[Records that describe figures]
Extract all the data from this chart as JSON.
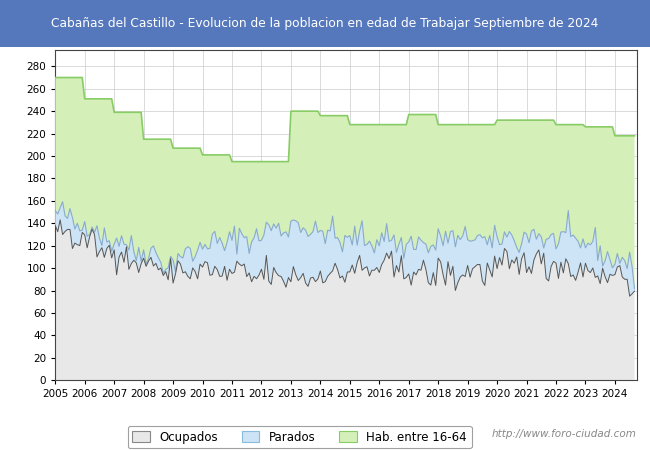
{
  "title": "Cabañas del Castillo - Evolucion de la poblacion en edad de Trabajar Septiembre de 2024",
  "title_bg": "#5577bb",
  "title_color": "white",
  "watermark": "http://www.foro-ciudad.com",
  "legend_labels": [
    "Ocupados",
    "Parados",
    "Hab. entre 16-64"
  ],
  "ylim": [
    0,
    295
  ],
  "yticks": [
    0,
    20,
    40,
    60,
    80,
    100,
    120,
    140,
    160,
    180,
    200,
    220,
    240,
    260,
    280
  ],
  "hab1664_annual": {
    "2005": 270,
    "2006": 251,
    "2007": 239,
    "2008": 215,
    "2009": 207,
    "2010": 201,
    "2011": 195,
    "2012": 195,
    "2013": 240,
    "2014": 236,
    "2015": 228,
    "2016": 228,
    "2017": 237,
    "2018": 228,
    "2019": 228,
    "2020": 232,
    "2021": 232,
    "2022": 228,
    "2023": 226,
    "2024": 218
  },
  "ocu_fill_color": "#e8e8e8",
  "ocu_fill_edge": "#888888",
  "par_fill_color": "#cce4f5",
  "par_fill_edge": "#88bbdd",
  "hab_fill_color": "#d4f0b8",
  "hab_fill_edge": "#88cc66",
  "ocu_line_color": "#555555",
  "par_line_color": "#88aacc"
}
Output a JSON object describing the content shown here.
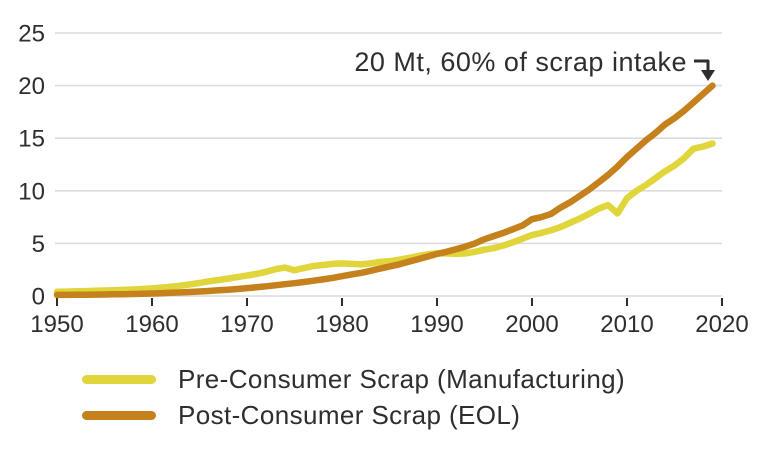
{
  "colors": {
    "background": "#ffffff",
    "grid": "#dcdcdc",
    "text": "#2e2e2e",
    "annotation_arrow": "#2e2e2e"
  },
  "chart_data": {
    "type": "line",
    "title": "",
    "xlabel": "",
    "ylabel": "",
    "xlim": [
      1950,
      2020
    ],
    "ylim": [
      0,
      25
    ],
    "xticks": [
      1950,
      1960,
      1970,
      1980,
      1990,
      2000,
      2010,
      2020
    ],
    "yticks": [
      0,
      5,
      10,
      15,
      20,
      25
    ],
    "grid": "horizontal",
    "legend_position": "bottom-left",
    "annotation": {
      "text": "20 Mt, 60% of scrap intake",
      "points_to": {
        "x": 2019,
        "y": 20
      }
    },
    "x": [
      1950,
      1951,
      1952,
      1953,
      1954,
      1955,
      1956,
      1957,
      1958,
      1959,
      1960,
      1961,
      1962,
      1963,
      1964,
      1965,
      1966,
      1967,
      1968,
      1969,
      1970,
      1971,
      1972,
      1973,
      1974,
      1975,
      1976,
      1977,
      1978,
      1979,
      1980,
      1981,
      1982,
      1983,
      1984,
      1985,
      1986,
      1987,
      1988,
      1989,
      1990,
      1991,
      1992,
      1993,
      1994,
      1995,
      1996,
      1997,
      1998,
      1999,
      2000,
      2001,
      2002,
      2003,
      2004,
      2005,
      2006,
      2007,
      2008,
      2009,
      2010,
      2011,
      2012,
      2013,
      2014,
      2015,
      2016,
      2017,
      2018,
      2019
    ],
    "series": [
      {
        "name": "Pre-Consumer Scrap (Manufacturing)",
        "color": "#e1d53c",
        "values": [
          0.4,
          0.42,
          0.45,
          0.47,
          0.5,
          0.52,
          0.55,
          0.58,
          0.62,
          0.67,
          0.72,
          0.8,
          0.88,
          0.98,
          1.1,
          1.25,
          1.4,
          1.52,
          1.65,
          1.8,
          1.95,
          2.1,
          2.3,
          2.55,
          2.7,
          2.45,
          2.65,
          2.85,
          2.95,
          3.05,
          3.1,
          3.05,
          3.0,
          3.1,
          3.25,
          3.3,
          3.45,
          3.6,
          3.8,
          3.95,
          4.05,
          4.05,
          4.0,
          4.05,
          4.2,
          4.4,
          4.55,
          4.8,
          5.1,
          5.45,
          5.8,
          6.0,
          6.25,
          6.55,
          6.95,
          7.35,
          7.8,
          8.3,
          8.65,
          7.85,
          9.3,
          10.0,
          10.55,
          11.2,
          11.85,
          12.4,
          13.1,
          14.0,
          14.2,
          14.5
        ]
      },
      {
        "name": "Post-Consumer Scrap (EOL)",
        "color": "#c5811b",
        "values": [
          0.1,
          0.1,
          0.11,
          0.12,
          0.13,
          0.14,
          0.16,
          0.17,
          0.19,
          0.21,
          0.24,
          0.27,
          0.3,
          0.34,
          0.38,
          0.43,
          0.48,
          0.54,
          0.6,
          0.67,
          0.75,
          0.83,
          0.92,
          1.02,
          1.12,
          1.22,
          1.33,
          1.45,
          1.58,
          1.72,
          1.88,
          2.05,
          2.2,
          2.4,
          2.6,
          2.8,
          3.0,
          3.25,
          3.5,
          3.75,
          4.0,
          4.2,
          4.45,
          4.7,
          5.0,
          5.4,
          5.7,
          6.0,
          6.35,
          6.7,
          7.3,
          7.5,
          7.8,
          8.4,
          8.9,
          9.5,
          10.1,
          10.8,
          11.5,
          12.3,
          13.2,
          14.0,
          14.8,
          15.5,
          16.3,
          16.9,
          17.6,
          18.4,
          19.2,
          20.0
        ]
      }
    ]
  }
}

WHAT THE TASK ASKS:
Make an exact copy of the data above, pictures excluded.

THE SOLUTION:
Extract all the data from this chart as JSON.
{
  "title": "Cabañas del Castillo - Evolucion de la poblacion en edad de Trabajar Septiembre de 2024",
  "title_bg": "#5577bb",
  "title_color": "white",
  "watermark": "http://www.foro-ciudad.com",
  "legend_labels": [
    "Ocupados",
    "Parados",
    "Hab. entre 16-64"
  ],
  "ylim": [
    0,
    295
  ],
  "yticks": [
    0,
    20,
    40,
    60,
    80,
    100,
    120,
    140,
    160,
    180,
    200,
    220,
    240,
    260,
    280
  ],
  "hab1664_annual": {
    "2005": 270,
    "2006": 251,
    "2007": 239,
    "2008": 215,
    "2009": 207,
    "2010": 201,
    "2011": 195,
    "2012": 195,
    "2013": 240,
    "2014": 236,
    "2015": 228,
    "2016": 228,
    "2017": 237,
    "2018": 228,
    "2019": 228,
    "2020": 232,
    "2021": 232,
    "2022": 228,
    "2023": 226,
    "2024": 218
  },
  "ocu_fill_color": "#e8e8e8",
  "ocu_fill_edge": "#888888",
  "par_fill_color": "#cce4f5",
  "par_fill_edge": "#88bbdd",
  "hab_fill_color": "#d4f0b8",
  "hab_fill_edge": "#88cc66",
  "ocu_line_color": "#555555",
  "par_line_color": "#88aacc"
}
Output a JSON object describing the content shown here.
{
  "colors": {
    "background": "#ffffff",
    "grid": "#dcdcdc",
    "text": "#2e2e2e",
    "annotation_arrow": "#2e2e2e"
  },
  "chart_data": {
    "type": "line",
    "title": "",
    "xlabel": "",
    "ylabel": "",
    "xlim": [
      1950,
      2020
    ],
    "ylim": [
      0,
      25
    ],
    "xticks": [
      1950,
      1960,
      1970,
      1980,
      1990,
      2000,
      2010,
      2020
    ],
    "yticks": [
      0,
      5,
      10,
      15,
      20,
      25
    ],
    "grid": "horizontal",
    "legend_position": "bottom-left",
    "annotation": {
      "text": "20 Mt, 60% of scrap intake",
      "points_to": {
        "x": 2019,
        "y": 20
      }
    },
    "x": [
      1950,
      1951,
      1952,
      1953,
      1954,
      1955,
      1956,
      1957,
      1958,
      1959,
      1960,
      1961,
      1962,
      1963,
      1964,
      1965,
      1966,
      1967,
      1968,
      1969,
      1970,
      1971,
      1972,
      1973,
      1974,
      1975,
      1976,
      1977,
      1978,
      1979,
      1980,
      1981,
      1982,
      1983,
      1984,
      1985,
      1986,
      1987,
      1988,
      1989,
      1990,
      1991,
      1992,
      1993,
      1994,
      1995,
      1996,
      1997,
      1998,
      1999,
      2000,
      2001,
      2002,
      2003,
      2004,
      2005,
      2006,
      2007,
      2008,
      2009,
      2010,
      2011,
      2012,
      2013,
      2014,
      2015,
      2016,
      2017,
      2018,
      2019
    ],
    "series": [
      {
        "name": "Pre-Consumer Scrap (Manufacturing)",
        "color": "#e1d53c",
        "values": [
          0.4,
          0.42,
          0.45,
          0.47,
          0.5,
          0.52,
          0.55,
          0.58,
          0.62,
          0.67,
          0.72,
          0.8,
          0.88,
          0.98,
          1.1,
          1.25,
          1.4,
          1.52,
          1.65,
          1.8,
          1.95,
          2.1,
          2.3,
          2.55,
          2.7,
          2.45,
          2.65,
          2.85,
          2.95,
          3.05,
          3.1,
          3.05,
          3.0,
          3.1,
          3.25,
          3.3,
          3.45,
          3.6,
          3.8,
          3.95,
          4.05,
          4.05,
          4.0,
          4.05,
          4.2,
          4.4,
          4.55,
          4.8,
          5.1,
          5.45,
          5.8,
          6.0,
          6.25,
          6.55,
          6.95,
          7.35,
          7.8,
          8.3,
          8.65,
          7.85,
          9.3,
          10.0,
          10.55,
          11.2,
          11.85,
          12.4,
          13.1,
          14.0,
          14.2,
          14.5
        ]
      },
      {
        "name": "Post-Consumer Scrap (EOL)",
        "color": "#c5811b",
        "values": [
          0.1,
          0.1,
          0.11,
          0.12,
          0.13,
          0.14,
          0.16,
          0.17,
          0.19,
          0.21,
          0.24,
          0.27,
          0.3,
          0.34,
          0.38,
          0.43,
          0.48,
          0.54,
          0.6,
          0.67,
          0.75,
          0.83,
          0.92,
          1.02,
          1.12,
          1.22,
          1.33,
          1.45,
          1.58,
          1.72,
          1.88,
          2.05,
          2.2,
          2.4,
          2.6,
          2.8,
          3.0,
          3.25,
          3.5,
          3.75,
          4.0,
          4.2,
          4.45,
          4.7,
          5.0,
          5.4,
          5.7,
          6.0,
          6.35,
          6.7,
          7.3,
          7.5,
          7.8,
          8.4,
          8.9,
          9.5,
          10.1,
          10.8,
          11.5,
          12.3,
          13.2,
          14.0,
          14.8,
          15.5,
          16.3,
          16.9,
          17.6,
          18.4,
          19.2,
          20.0
        ]
      }
    ]
  }
}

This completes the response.